Data extract:
------------------------------------

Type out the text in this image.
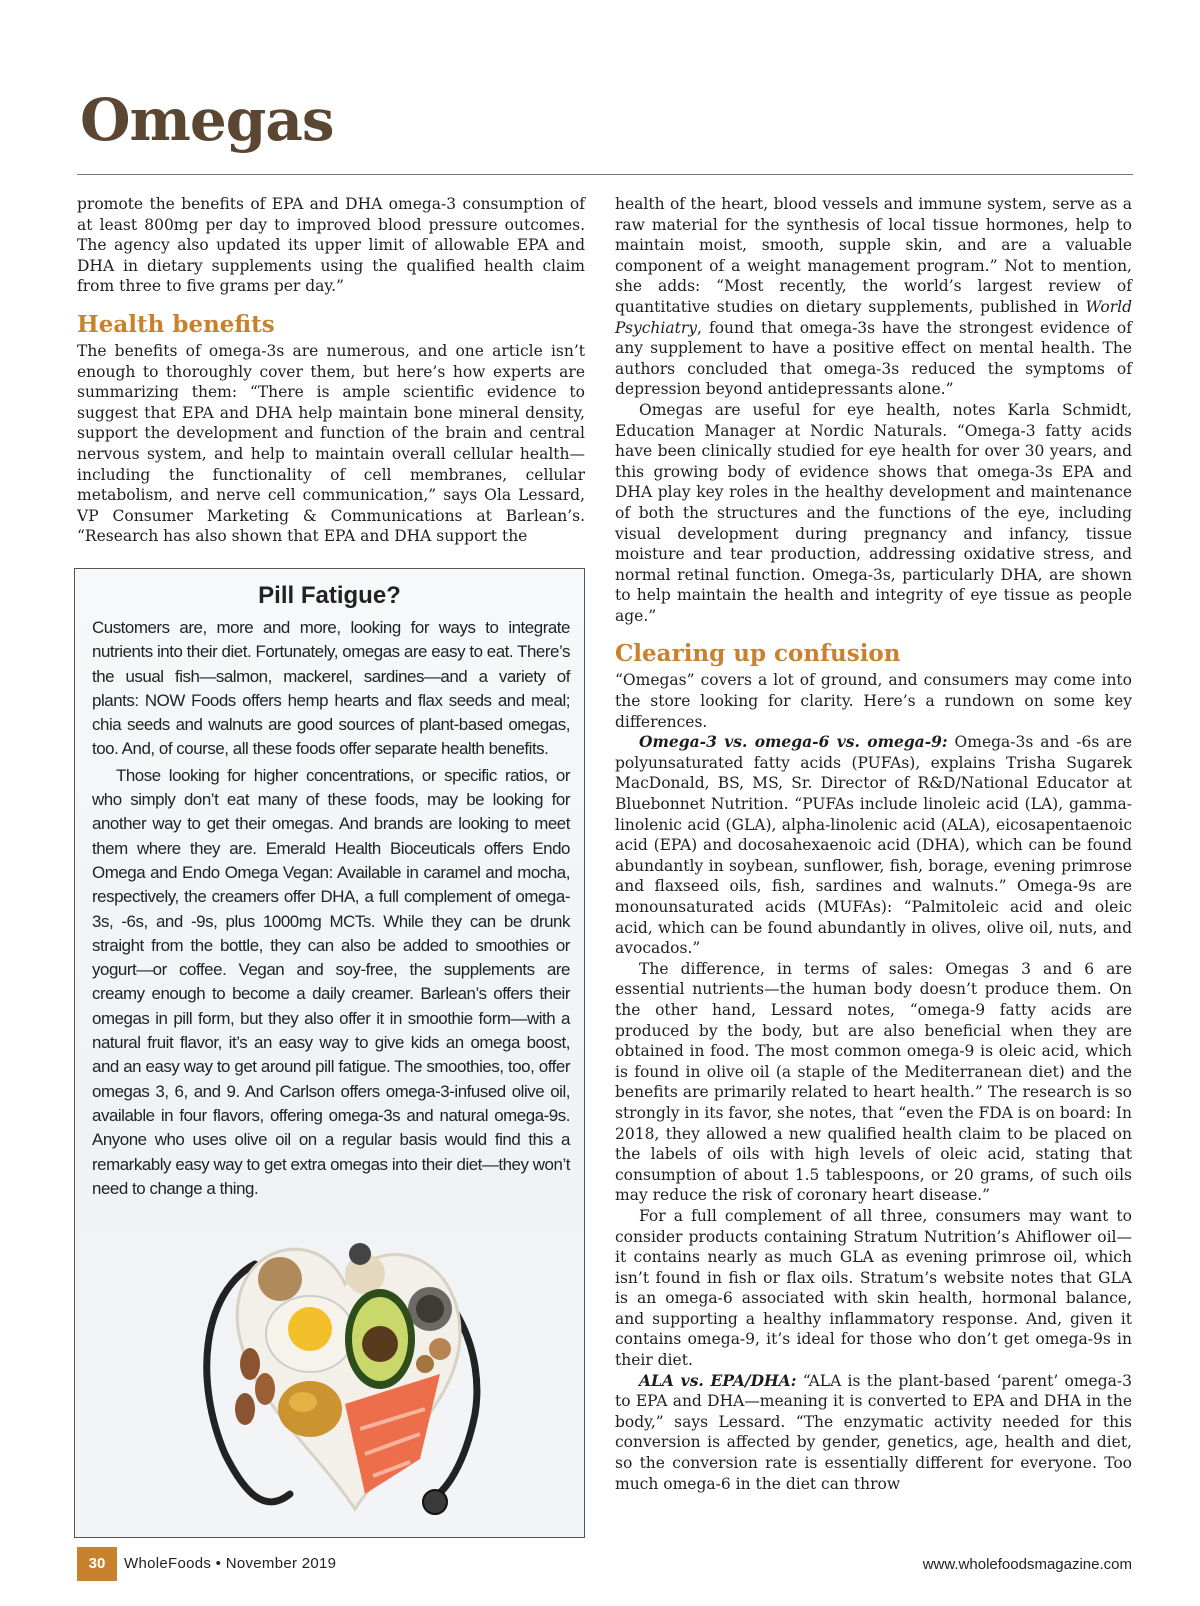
Omegas

promote the benefits of EPA and DHA omega-3 consumption of at least 800mg per day to improved blood pressure outcomes. The agency also updated its upper limit of allowable EPA and DHA in dietary supplements using the qualified health claim from three to five grams per day.”

Health benefits

The benefits of omega-3s are numerous, and one article isn’t enough to thoroughly cover them, but here’s how experts are summarizing them: “There is ample scientific evidence to suggest that EPA and DHA help maintain bone mineral density, support the development and function of the brain and central nervous system, and help to maintain overall cellular health—including the functionality of cell membranes, cellular metabolism, and nerve cell communication,” says Ola Lessard, VP Consumer Marketing & Communications at Barlean’s. “Research has also shown that EPA and DHA support the

Pill Fatigue?

Customers are, more and more, looking for ways to integrate nutrients into their diet. Fortunately, omegas are easy to eat. There’s the usual fish—salmon, mackerel, sardines—and a variety of plants: NOW Foods offers hemp hearts and flax seeds and meal; chia seeds and walnuts are good sources of plant-based omegas, too. And, of course, all these foods offer separate health benefits.

Those looking for higher concentrations, or specific ratios, or who simply don’t eat many of these foods, may be looking for another way to get their omegas. And brands are looking to meet them where they are. Emerald Health Bioceuticals offers Endo Omega and Endo Omega Vegan: Available in caramel and mocha, respectively, the creamers offer DHA, a full complement of omega-3s, -6s, and -9s, plus 1000mg MCTs. While they can be drunk straight from the bottle, they can also be added to smoothies or yogurt—or coffee. Vegan and soy-free, the supplements are creamy enough to become a daily creamer. Barlean’s offers their omegas in pill form, but they also offer it in smoothie form—with a natural fruit flavor, it’s an easy way to give kids an omega boost, and an easy way to get around pill fatigue. The smoothies, too, offer omegas 3, 6, and 9. And Carlson offers omega-3-infused olive oil, available in four flavors, offering omega-3s and natural omega-9s. Anyone who uses olive oil on a regular basis would find this a remarkably easy way to get extra omegas into their diet—they won’t need to change a thing.

health of the heart, blood vessels and immune system, serve as a raw material for the synthesis of local tissue hormones, help to maintain moist, smooth, supple skin, and are a valuable component of a weight management program.” Not to mention, she adds: “Most recently, the world’s largest review of quantitative studies on dietary supplements, published in World Psychiatry, found that omega-3s have the strongest evidence of any supplement to have a positive effect on mental health. The authors concluded that omega-3s reduced the symptoms of depression beyond antidepressants alone.”

Omegas are useful for eye health, notes Karla Schmidt, Education Manager at Nordic Naturals. “Omega-3 fatty acids have been clinically studied for eye health for over 30 years, and this growing body of evidence shows that omega-3s EPA and DHA play key roles in the healthy development and maintenance of both the structures and the functions of the eye, including visual development during pregnancy and infancy, tissue moisture and tear production, addressing oxidative stress, and normal retinal function. Omega-3s, particularly DHA, are shown to help maintain the health and integrity of eye tissue as people age.”

Clearing up confusion

“Omegas” covers a lot of ground, and consumers may come into the store looking for clarity. Here’s a rundown on some key differences.

Omega-3 vs. omega-6 vs. omega-9: Omega-3s and -6s are polyunsaturated fatty acids (PUFAs), explains Trisha Sugarek MacDonald, BS, MS, Sr. Director of R&D/National Educator at Bluebonnet Nutrition. “PUFAs include linoleic acid (LA), gamma-linolenic acid (GLA), alpha-linolenic acid (ALA), eicosapentaenoic acid (EPA) and docosahexaenoic acid (DHA), which can be found abundantly in soybean, sunflower, fish, borage, evening primrose and flaxseed oils, fish, sardines and walnuts.” Omega-9s are monounsaturated acids (MUFAs): “Palmitoleic acid and oleic acid, which can be found abundantly in olives, olive oil, nuts, and avocados.”

The difference, in terms of sales: Omegas 3 and 6 are essential nutrients—the human body doesn’t produce them. On the other hand, Lessard notes, “omega-9 fatty acids are produced by the body, but are also beneficial when they are obtained in food. The most common omega-9 is oleic acid, which is found in olive oil (a staple of the Mediterranean diet) and the benefits are primarily related to heart health.” The research is so strongly in its favor, she notes, that “even the FDA is on board: In 2018, they allowed a new qualified health claim to be placed on the labels of oils with high levels of oleic acid, stating that consumption of about 1.5 tablespoons, or 20 grams, of such oils may reduce the risk of coronary heart disease.”

For a full complement of all three, consumers may want to consider products containing Stratum Nutrition’s Ahiflower oil—it contains nearly as much GLA as evening primrose oil, which isn’t found in fish or flax oils. Stratum’s website notes that GLA is an omega-6 associated with skin health, hormonal balance, and supporting a healthy inflammatory response. And, given it contains omega-9, it’s ideal for those who don’t get omega-9s in their diet.

ALA vs. EPA/DHA: “ALA is the plant-based ‘parent’ omega-3 to EPA and DHA—meaning it is converted to EPA and DHA in the body,” says Lessard. “The enzymatic activity needed for this conversion is affected by gender, genetics, age, health and diet, so the conversion rate is essentially different for everyone. Too much omega-6 in the diet can throw

30	WholeFoods • November 2019	www.wholefoodsmagazine.com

------------------------------------

Stated problem: Copy every entry word for word, but omit the pictures.

Exercise result:
Type out the text in this image.
Omegas

promote the benefits of EPA and DHA omega-3 consumption of at least 800mg per day to improved blood pressure outcomes. The agency also updated its upper limit of allowable EPA and DHA in dietary supplements using the qualified health claim from three to five grams per day.”

Health benefits

The benefits of omega-3s are numerous, and one article isn’t enough to thoroughly cover them, but here’s how experts are summarizing them: “There is ample scientific evidence to suggest that EPA and DHA help maintain bone mineral density, support the development and function of the brain and central nervous system, and help to maintain overall cellular health—including the functionality of cell membranes, cellular metabolism, and nerve cell communication,” says Ola Lessard, VP Consumer Marketing & Communications at Barlean’s. “Research has also shown that EPA and DHA support the

Pill Fatigue?

Customers are, more and more, looking for ways to integrate nutrients into their diet. Fortunately, omegas are easy to eat. There’s the usual fish—salmon, mackerel, sardines—and a variety of plants: NOW Foods offers hemp hearts and flax seeds and meal; chia seeds and walnuts are good sources of plant-based omegas, too. And, of course, all these foods offer separate health benefits.

Those looking for higher concentrations, or specific ratios, or who simply don’t eat many of these foods, may be looking for another way to get their omegas. And brands are looking to meet them where they are. Emerald Health Bioceuticals offers Endo Omega and Endo Omega Vegan: Available in caramel and mocha, respectively, the creamers offer DHA, a full complement of omega-3s, -6s, and -9s, plus 1000mg MCTs. While they can be drunk straight from the bottle, they can also be added to smoothies or yogurt—or coffee. Vegan and soy-free, the supplements are creamy enough to become a daily creamer. Barlean’s offers their omegas in pill form, but they also offer it in smoothie form—with a natural fruit flavor, it’s an easy way to give kids an omega boost, and an easy way to get around pill fatigue. The smoothies, too, offer omegas 3, 6, and 9. And Carlson offers omega-3-infused olive oil, available in four flavors, offering omega-3s and natural omega-9s. Anyone who uses olive oil on a regular basis would find this a remarkably easy way to get extra omegas into their diet—they won’t need to change a thing.

health of the heart, blood vessels and immune system, serve as a raw material for the synthesis of local tissue hormones, help to maintain moist, smooth, supple skin, and are a valuable component of a weight management program.” Not to mention, she adds: “Most recently, the world’s largest review of quantitative studies on dietary supplements, published in World Psychiatry, found that omega-3s have the strongest evidence of any supplement to have a positive effect on mental health. The authors concluded that omega-3s reduced the symptoms of depression beyond antidepressants alone.”

Omegas are useful for eye health, notes Karla Schmidt, Education Manager at Nordic Naturals. “Omega-3 fatty acids have been clinically studied for eye health for over 30 years, and this growing body of evidence shows that omega-3s EPA and DHA play key roles in the healthy development and maintenance of both the structures and the functions of the eye, including visual development during pregnancy and infancy, tissue moisture and tear production, addressing oxidative stress, and normal retinal function. Omega-3s, particularly DHA, are shown to help maintain the health and integrity of eye tissue as people age.”

Clearing up confusion

“Omegas” covers a lot of ground, and consumers may come into the store looking for clarity. Here’s a rundown on some key differences.

Omega-3 vs. omega-6 vs. omega-9: Omega-3s and -6s are polyunsaturated fatty acids (PUFAs), explains Trisha Sugarek MacDonald, BS, MS, Sr. Director of R&D/National Educator at Bluebonnet Nutrition. “PUFAs include linoleic acid (LA), gamma-linolenic acid (GLA), alpha-linolenic acid (ALA), eicosapentaenoic acid (EPA) and docosahexaenoic acid (DHA), which can be found abundantly in soybean, sunflower, fish, borage, evening primrose and flaxseed oils, fish, sardines and walnuts.” Omega-9s are monounsaturated acids (MUFAs): “Palmitoleic acid and oleic acid, which can be found abundantly in olives, olive oil, nuts, and avocados.”

The difference, in terms of sales: Omegas 3 and 6 are essential nutrients—the human body doesn’t produce them. On the other hand, Lessard notes, “omega-9 fatty acids are produced by the body, but are also beneficial when they are obtained in food. The most common omega-9 is oleic acid, which is found in olive oil (a staple of the Mediterranean diet) and the benefits are primarily related to heart health.” The research is so strongly in its favor, she notes, that “even the FDA is on board: In 2018, they allowed a new qualified health claim to be placed on the labels of oils with high levels of oleic acid, stating that consumption of about 1.5 tablespoons, or 20 grams, of such oils may reduce the risk of coronary heart disease.”

For a full complement of all three, consumers may want to consider products containing Stratum Nutrition’s Ahiflower oil—it contains nearly as much GLA as evening primrose oil, which isn’t found in fish or flax oils. Stratum’s website notes that GLA is an omega-6 associated with skin health, hormonal balance, and supporting a healthy inflammatory response. And, given it contains omega-9, it’s ideal for those who don’t get omega-9s in their diet.

ALA vs. EPA/DHA: “ALA is the plant-based ‘parent’ omega-3 to EPA and DHA—meaning it is converted to EPA and DHA in the body,” says Lessard. “The enzymatic activity needed for this conversion is affected by gender, genetics, age, health and diet, so the conversion rate is essentially different for everyone. Too much omega-6 in the diet can throw

30	WholeFoods • November 2019	www.wholefoodsmagazine.com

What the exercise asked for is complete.